- **Records from a data collection**

— BEGIN —

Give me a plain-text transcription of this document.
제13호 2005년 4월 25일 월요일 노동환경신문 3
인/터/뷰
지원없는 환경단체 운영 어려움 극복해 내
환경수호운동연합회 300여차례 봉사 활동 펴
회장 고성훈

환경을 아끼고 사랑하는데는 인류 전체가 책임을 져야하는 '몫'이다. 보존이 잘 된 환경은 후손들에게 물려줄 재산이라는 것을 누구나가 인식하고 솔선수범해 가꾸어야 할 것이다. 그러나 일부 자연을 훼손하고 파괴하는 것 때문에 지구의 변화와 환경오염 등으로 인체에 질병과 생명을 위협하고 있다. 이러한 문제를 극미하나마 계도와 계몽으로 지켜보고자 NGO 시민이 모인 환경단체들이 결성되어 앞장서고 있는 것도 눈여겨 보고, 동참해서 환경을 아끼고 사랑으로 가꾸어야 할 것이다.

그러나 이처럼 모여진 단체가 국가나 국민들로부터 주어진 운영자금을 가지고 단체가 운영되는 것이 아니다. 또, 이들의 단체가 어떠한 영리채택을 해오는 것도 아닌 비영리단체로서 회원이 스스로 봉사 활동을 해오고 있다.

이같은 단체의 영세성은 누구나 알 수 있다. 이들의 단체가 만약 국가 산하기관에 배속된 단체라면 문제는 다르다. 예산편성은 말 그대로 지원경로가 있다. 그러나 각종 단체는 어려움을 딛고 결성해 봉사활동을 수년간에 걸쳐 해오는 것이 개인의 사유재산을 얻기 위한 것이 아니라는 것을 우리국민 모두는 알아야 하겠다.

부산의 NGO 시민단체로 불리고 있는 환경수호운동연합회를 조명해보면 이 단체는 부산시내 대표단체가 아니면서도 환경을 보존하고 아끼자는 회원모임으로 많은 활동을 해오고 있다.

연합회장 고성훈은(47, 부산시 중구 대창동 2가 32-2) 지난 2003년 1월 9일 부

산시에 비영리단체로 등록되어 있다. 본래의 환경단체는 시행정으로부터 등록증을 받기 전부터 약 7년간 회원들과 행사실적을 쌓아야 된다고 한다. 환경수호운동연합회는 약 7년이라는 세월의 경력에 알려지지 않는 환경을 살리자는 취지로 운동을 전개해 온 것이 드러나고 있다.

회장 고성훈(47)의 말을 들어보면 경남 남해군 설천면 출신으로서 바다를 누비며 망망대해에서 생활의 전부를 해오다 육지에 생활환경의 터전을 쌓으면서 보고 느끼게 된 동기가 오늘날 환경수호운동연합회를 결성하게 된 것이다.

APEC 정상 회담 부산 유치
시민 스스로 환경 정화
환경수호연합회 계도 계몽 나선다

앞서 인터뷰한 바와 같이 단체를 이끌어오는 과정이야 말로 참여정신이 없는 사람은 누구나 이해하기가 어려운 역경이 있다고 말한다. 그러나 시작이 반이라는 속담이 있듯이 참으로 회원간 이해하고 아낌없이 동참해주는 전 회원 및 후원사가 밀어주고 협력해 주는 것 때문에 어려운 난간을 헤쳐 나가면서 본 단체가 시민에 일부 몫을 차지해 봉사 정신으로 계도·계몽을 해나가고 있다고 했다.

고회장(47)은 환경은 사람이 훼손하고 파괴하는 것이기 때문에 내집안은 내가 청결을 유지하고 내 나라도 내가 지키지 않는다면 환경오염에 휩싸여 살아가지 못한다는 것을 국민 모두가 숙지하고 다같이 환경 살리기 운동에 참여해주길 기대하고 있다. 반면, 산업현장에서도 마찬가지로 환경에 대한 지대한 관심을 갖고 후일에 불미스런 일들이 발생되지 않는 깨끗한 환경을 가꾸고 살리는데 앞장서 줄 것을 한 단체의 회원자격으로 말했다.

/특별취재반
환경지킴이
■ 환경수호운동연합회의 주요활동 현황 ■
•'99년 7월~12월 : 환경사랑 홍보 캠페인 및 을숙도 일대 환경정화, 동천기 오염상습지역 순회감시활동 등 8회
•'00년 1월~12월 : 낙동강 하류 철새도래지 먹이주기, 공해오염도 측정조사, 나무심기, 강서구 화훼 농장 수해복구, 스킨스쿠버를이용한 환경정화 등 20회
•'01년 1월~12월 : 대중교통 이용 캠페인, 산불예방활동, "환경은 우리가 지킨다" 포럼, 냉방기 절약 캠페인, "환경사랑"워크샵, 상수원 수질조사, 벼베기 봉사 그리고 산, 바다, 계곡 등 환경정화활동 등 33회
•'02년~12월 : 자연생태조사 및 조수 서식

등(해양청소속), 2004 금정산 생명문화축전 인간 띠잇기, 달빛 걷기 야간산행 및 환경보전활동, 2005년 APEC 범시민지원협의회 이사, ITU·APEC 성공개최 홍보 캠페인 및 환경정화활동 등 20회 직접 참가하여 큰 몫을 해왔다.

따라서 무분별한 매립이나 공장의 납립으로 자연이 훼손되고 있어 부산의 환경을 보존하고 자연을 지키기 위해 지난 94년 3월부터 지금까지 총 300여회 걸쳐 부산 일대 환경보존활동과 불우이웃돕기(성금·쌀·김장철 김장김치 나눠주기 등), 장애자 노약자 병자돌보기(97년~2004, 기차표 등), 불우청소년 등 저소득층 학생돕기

— END —

Pick out each line that holds the string "파괴하는".

- **Completed exercise**
환경을 아끼고 사랑하는데는 인류 전체가 책임을 져야하는 '몫'이다. 보존이 잘 된 환경은 후손들에게 물려줄 재산이라는 것을 누구나가 인식하고 솔선수범해 가꾸어야 할 것이다. 그러나 일부 자연을 훼손하고 파괴하는 것 때문에 지구의 변화와 환경오염 등으로 인체에 질병과 생명을 위협하고 있다. 이러한 문제를 극미하나마 계도와 계몽으로 지켜보고자 NGO 시민이 모인 환경단체들이 결성되어 앞장서고 있는 것도 눈여겨 보고, 동참해서 환경을 아끼고 사랑으로 가꾸어야 할 것이다.
고회장(47)은 환경은 사람이 훼손하고 파괴하는 것이기 때문에 내집안은 내가 청결을 유지하고 내 나라도 내가 지키지 않는다면 환경오염에 휩싸여 살아가지 못한다는 것을 국민 모두가 숙지하고 다같이 환경 살리기 운동에 참여해주길 기대하고 있다. 반면, 산업현장에서도 마찬가지로 환경에 대한 지대한 관심을 갖고 후일에 불미스런 일들이 발생되지 않는 깨끗한 환경을 가꾸고 살리는데 앞장서 줄 것을 한 단체의 회원자격으로 말했다.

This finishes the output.